--- To do ---
Count lines holding the string "they" in the data that follows. Reply with one number only.
═══ Extracted records
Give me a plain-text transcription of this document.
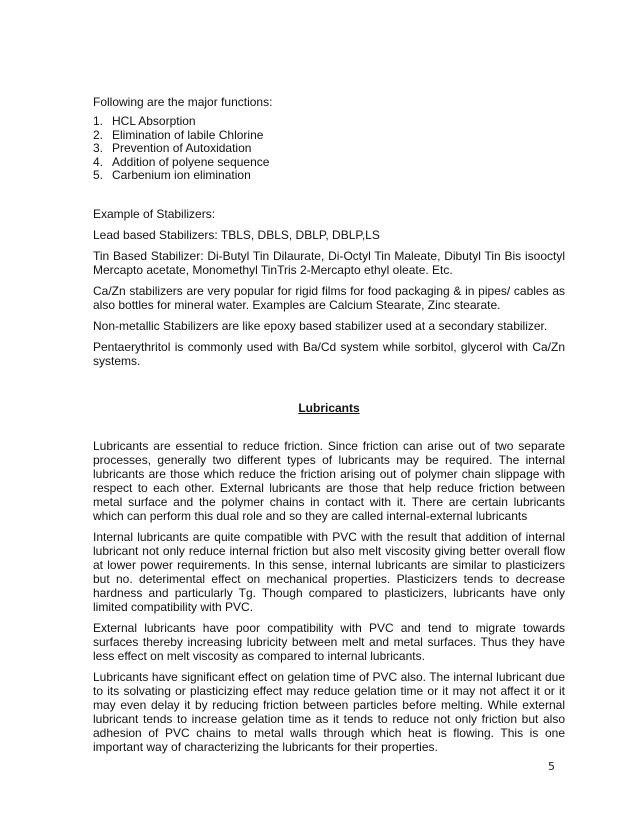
Following are the major functions:

1. HCL Absorption
2. Elimination of labile Chlorine
3. Prevention of Autoxidation
4. Addition of polyene sequence
5. Carbenium ion elimination

Example of Stabilizers:

Lead based Stabilizers: TBLS, DBLS, DBLP, DBLP,LS

Tin Based Stabilizer: Di-Butyl Tin Dilaurate, Di-Octyl Tin Maleate, Dibutyl Tin Bis isooctyl Mercapto acetate, Monomethyl TinTris 2-Mercapto ethyl oleate. Etc.

Ca/Zn stabilizers are very popular for rigid films for food packaging & in pipes/ cables as also bottles for mineral water. Examples are Calcium Stearate, Zinc stearate.

Non-metallic Stabilizers are like epoxy based stabilizer used at a secondary stabilizer.

Pentaerythritol is commonly used with Ba/Cd system while sorbitol, glycerol with Ca/Zn systems.

Lubricants

Lubricants are essential to reduce friction. Since friction can arise out of two separate processes, generally two different types of lubricants may be required. The internal lubricants are those which reduce the friction arising out of polymer chain slippage with respect to each other. External lubricants are those that help reduce friction between metal surface and the polymer chains in contact with it. There are certain lubricants which can perform this dual role and so they are called internal-external lubricants

Internal lubricants are quite compatible with PVC with the result that addition of internal lubricant not only reduce internal friction but also melt viscosity giving better overall flow at lower power requirements. In this sense, internal lubricants are similar to plasticizers but no. deterimental effect on mechanical properties. Plasticizers tends to decrease hardness and particularly Tg. Though compared to plasticizers, lubricants have only limited compatibility with PVC.

External lubricants have poor compatibility with PVC and tend to migrate towards surfaces thereby increasing lubricity between melt and metal surfaces. Thus they have less effect on melt viscosity as compared to internal lubricants.

Lubricants have significant effect on gelation time of PVC also. The internal lubricant due to its solvating or plasticizing effect may reduce gelation time or it may not affect it or it may even delay it by reducing friction between particles before melting. While external lubricant tends to increase gelation time as it tends to reduce not only friction but also adhesion of PVC chains to metal walls through which heat is flowing. This is one important way of characterizing the lubricants for their properties.

5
══════
--- The output ---
2